** START OF Records provided **
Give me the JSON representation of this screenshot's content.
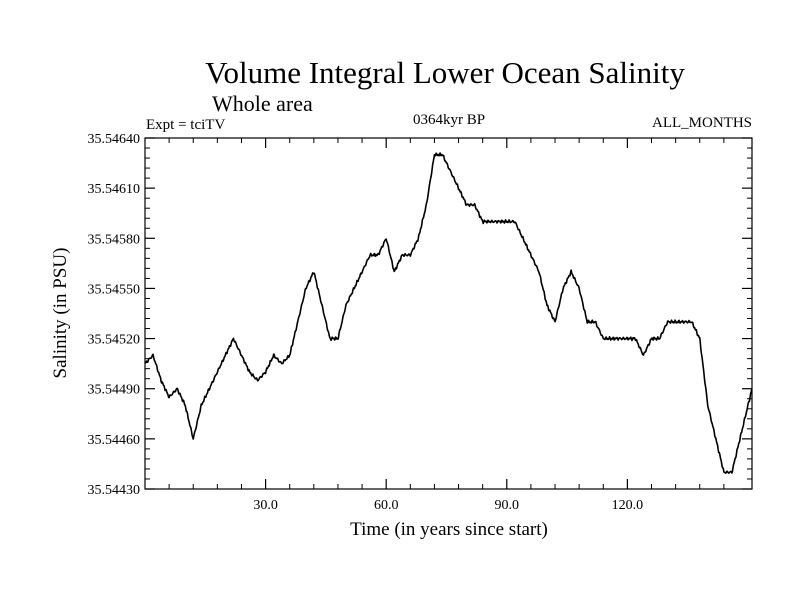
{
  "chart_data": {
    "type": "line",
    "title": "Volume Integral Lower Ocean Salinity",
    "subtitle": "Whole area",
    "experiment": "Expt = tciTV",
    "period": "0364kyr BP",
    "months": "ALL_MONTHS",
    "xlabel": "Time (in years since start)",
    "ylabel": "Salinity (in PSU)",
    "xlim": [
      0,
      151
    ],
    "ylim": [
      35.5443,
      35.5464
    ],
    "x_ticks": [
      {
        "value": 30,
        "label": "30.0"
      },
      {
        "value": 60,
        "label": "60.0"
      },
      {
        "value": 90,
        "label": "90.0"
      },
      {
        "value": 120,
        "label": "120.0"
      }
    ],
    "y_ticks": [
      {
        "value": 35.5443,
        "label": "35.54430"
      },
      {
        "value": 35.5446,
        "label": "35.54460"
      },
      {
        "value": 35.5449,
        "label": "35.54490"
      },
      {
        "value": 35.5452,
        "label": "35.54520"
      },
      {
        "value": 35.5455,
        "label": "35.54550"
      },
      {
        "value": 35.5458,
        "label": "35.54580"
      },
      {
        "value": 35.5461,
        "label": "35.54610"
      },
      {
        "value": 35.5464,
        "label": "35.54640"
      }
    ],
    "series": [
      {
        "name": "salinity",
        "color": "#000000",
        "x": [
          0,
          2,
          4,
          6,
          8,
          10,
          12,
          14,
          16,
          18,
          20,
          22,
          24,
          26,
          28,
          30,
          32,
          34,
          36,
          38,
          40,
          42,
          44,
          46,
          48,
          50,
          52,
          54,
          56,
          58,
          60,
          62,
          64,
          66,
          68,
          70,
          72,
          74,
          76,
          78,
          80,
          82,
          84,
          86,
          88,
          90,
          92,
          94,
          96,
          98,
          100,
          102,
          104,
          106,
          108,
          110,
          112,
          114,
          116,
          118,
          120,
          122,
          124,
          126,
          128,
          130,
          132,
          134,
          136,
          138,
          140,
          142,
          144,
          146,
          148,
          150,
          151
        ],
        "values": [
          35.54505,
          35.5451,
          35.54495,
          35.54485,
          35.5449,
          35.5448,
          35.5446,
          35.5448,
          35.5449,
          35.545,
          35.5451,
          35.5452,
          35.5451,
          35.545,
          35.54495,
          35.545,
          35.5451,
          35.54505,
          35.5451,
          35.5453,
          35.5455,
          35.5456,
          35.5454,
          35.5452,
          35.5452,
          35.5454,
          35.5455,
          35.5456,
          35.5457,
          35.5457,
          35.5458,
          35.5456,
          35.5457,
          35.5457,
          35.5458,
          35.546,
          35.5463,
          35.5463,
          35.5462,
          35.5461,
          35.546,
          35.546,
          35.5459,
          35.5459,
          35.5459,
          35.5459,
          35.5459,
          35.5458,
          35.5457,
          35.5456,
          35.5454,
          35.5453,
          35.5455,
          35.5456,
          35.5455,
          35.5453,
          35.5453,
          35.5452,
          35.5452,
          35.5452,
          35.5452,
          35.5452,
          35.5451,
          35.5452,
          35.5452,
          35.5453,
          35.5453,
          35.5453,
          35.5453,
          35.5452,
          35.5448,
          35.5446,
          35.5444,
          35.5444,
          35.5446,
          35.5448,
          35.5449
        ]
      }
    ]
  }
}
** END OF Records provided **
** START OF Records provided **
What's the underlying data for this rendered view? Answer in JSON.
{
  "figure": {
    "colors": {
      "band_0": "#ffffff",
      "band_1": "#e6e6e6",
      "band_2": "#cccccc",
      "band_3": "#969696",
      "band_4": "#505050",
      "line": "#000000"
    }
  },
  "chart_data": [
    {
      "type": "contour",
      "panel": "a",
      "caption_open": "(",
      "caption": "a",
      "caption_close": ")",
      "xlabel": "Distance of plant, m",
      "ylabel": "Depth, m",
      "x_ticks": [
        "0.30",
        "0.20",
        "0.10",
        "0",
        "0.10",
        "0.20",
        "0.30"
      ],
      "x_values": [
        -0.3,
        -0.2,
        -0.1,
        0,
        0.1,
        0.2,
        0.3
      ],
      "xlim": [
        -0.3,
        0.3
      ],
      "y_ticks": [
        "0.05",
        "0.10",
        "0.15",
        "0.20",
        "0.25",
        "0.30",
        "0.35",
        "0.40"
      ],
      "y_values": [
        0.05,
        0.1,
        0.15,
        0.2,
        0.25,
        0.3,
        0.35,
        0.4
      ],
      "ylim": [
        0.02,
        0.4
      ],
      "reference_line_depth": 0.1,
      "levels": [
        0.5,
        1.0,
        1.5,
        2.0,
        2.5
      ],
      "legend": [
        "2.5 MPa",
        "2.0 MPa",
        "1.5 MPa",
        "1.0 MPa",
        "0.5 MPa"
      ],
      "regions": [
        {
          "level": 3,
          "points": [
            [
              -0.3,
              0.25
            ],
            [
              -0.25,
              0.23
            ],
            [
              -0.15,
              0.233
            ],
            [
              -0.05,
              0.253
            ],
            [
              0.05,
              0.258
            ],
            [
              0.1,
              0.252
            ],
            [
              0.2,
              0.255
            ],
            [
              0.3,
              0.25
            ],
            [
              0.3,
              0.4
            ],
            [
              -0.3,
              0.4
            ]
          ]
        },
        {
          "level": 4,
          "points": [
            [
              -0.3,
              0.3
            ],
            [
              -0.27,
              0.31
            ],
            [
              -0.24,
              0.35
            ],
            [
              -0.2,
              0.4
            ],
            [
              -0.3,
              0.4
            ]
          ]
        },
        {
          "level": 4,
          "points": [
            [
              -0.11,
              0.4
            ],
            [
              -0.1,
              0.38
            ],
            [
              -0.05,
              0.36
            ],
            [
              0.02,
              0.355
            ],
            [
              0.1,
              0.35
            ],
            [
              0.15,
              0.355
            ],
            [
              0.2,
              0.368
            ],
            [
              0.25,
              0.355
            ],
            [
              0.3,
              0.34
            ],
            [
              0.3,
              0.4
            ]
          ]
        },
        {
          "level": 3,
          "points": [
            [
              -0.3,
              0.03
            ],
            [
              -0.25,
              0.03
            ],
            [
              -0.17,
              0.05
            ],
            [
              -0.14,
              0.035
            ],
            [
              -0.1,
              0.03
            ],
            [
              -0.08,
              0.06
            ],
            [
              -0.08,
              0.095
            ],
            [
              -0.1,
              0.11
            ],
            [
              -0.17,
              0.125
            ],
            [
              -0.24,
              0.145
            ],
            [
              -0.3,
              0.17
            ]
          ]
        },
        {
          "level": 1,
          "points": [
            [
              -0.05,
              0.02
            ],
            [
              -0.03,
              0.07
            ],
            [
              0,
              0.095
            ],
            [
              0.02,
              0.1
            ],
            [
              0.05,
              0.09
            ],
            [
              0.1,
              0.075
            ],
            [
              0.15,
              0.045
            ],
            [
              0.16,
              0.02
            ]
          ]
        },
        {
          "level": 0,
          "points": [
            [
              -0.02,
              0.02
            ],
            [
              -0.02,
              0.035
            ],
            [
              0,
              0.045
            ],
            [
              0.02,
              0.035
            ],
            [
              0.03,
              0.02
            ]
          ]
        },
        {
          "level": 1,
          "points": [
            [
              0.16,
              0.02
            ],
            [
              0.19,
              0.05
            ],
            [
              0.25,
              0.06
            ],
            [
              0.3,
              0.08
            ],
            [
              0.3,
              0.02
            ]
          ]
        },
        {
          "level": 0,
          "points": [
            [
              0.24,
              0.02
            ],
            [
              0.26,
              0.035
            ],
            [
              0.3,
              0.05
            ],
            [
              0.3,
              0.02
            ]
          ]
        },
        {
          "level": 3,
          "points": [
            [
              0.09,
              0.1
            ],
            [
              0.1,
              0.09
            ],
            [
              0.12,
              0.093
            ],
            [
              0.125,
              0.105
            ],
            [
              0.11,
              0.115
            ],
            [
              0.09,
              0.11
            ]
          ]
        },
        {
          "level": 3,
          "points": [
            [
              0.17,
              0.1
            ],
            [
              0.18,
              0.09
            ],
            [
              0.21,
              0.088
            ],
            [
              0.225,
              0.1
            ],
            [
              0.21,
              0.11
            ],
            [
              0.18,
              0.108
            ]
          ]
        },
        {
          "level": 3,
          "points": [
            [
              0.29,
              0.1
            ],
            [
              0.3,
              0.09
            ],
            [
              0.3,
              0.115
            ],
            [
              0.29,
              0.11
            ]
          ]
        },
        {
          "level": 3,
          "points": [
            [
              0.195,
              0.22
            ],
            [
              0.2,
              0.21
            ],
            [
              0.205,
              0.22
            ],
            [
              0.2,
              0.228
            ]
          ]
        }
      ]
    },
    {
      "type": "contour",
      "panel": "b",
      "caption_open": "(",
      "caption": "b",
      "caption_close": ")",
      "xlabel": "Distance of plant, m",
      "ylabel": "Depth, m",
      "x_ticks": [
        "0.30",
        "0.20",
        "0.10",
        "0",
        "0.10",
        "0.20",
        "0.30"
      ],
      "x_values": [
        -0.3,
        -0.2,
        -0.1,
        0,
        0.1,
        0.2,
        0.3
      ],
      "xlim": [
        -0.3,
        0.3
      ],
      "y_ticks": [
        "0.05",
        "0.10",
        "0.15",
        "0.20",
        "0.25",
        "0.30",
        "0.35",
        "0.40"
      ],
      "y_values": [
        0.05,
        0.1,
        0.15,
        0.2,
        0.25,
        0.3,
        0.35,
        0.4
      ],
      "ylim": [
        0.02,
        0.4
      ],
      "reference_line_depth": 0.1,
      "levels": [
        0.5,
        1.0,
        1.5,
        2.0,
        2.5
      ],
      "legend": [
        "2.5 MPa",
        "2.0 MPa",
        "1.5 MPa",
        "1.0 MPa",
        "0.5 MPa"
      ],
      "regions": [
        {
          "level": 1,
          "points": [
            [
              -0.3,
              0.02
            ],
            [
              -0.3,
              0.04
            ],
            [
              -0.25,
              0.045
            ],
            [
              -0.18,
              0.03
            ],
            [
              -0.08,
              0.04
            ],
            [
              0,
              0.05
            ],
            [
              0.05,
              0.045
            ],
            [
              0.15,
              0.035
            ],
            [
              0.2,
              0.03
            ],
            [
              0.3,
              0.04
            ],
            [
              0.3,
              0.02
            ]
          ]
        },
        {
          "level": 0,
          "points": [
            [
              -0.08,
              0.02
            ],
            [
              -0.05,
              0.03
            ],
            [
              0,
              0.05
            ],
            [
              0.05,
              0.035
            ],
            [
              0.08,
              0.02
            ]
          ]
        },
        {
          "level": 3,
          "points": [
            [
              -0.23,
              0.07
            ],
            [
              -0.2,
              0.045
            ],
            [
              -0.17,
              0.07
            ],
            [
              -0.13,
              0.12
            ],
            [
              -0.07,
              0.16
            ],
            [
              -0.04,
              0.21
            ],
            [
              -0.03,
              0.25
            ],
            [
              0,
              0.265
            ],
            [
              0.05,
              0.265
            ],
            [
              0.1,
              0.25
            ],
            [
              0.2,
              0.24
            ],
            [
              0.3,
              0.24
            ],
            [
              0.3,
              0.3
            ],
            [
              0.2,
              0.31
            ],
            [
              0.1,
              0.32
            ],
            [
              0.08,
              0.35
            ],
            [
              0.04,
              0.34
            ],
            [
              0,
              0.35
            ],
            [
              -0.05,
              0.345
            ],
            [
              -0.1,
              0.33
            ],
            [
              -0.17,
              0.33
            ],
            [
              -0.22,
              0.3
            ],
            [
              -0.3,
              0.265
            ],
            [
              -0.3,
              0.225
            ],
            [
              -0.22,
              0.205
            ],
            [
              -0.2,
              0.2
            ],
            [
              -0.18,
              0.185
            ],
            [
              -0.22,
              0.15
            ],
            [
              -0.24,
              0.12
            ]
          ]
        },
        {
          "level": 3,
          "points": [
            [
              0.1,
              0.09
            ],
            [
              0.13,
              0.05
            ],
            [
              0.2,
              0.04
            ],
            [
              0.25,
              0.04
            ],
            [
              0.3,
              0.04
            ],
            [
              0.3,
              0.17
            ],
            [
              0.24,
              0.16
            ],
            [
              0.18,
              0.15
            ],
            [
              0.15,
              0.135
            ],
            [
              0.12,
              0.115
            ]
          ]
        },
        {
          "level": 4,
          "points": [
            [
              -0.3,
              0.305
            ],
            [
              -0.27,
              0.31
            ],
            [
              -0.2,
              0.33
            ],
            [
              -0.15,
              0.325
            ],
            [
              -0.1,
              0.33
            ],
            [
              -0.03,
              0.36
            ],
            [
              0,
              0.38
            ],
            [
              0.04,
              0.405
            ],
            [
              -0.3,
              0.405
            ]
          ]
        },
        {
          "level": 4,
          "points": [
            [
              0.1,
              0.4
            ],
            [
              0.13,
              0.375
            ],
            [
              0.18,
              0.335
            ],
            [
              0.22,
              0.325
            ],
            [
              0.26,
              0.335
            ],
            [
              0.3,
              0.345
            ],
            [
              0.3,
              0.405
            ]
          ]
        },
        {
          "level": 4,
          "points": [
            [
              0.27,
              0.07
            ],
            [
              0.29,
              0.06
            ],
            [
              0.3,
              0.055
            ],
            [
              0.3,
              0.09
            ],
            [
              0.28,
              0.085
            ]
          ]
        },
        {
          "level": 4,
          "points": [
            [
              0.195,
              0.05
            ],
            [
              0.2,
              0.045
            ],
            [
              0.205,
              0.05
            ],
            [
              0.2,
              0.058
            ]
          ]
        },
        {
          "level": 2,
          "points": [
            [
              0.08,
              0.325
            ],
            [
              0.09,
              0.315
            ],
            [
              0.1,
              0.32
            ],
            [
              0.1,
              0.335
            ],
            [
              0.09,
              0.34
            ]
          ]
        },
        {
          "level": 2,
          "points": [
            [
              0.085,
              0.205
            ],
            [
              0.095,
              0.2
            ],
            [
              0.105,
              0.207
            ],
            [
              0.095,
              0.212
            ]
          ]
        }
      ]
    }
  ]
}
** END OF Records provided **
** START OF Records provided **
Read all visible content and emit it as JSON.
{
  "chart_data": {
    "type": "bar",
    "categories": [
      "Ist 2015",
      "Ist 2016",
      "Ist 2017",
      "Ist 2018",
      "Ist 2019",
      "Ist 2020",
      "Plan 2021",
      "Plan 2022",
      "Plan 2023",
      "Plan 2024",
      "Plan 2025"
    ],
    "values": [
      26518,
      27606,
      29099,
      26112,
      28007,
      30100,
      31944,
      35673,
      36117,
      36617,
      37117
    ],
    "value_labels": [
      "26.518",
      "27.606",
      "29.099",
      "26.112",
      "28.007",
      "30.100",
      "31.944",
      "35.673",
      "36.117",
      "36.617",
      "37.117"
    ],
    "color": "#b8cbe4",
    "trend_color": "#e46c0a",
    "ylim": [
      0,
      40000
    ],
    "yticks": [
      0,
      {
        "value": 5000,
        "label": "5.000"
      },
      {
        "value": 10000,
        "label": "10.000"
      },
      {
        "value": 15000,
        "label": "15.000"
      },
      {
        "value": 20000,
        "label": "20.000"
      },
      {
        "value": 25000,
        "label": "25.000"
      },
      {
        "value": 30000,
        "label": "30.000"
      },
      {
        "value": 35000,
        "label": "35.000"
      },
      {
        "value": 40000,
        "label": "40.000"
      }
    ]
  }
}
** END OF Records provided **
Return, from the data, each line that has the word "this" in it.

Give me the JSON representation of this screenshot's content.
What's the underlying data for this rendered view? Answer in JSON.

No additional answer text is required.